§ Problem to work on
In full and without alteration, give the listing again.

Source data:
-------------------------

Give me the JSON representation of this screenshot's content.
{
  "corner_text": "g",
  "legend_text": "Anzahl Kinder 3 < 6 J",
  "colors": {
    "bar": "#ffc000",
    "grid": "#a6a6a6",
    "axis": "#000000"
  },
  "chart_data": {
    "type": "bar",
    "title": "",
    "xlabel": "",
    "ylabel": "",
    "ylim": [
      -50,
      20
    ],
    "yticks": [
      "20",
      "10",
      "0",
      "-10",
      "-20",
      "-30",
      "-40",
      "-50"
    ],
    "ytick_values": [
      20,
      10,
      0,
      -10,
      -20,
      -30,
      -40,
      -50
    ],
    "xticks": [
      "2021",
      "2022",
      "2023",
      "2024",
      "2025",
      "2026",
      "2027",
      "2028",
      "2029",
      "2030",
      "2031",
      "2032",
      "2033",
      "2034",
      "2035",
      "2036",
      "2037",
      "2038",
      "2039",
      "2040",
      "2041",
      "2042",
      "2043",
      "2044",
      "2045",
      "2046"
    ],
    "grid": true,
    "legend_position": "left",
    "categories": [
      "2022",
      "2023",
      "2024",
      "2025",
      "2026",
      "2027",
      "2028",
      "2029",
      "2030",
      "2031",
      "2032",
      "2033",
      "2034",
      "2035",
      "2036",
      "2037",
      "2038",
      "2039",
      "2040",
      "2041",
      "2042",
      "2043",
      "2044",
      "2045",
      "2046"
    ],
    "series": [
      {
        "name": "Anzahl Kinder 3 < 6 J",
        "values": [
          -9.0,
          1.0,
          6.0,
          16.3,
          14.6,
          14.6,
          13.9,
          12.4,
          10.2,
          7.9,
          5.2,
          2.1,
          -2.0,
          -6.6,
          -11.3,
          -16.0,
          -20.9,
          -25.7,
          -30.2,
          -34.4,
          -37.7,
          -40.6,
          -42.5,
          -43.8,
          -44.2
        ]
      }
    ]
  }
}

-------------------------

§ Solution to this problem
Give me the JSON representation of this screenshot's content.
{
  "corner_text": "g",
  "legend_text": "Anzahl Kinder 3 < 6 J",
  "colors": {
    "bar": "#ffc000",
    "grid": "#a6a6a6",
    "axis": "#000000"
  },
  "chart_data": {
    "type": "bar",
    "title": "",
    "xlabel": "",
    "ylabel": "",
    "ylim": [
      -50,
      20
    ],
    "yticks": [
      "20",
      "10",
      "0",
      "-10",
      "-20",
      "-30",
      "-40",
      "-50"
    ],
    "ytick_values": [
      20,
      10,
      0,
      -10,
      -20,
      -30,
      -40,
      -50
    ],
    "xticks": [
      "2021",
      "2022",
      "2023",
      "2024",
      "2025",
      "2026",
      "2027",
      "2028",
      "2029",
      "2030",
      "2031",
      "2032",
      "2033",
      "2034",
      "2035",
      "2036",
      "2037",
      "2038",
      "2039",
      "2040",
      "2041",
      "2042",
      "2043",
      "2044",
      "2045",
      "2046"
    ],
    "grid": true,
    "legend_position": "left",
    "categories": [
      "2022",
      "2023",
      "2024",
      "2025",
      "2026",
      "2027",
      "2028",
      "2029",
      "2030",
      "2031",
      "2032",
      "2033",
      "2034",
      "2035",
      "2036",
      "2037",
      "2038",
      "2039",
      "2040",
      "2041",
      "2042",
      "2043",
      "2044",
      "2045",
      "2046"
    ],
    "series": [
      {
        "name": "Anzahl Kinder 3 < 6 J",
        "values": [
          -9.0,
          1.0,
          6.0,
          16.3,
          14.6,
          14.6,
          13.9,
          12.4,
          10.2,
          7.9,
          5.2,
          2.1,
          -2.0,
          -6.6,
          -11.3,
          -16.0,
          -20.9,
          -25.7,
          -30.2,
          -34.4,
          -37.7,
          -40.6,
          -42.5,
          -43.8,
          -44.2
        ]
      }
    ]
  }
}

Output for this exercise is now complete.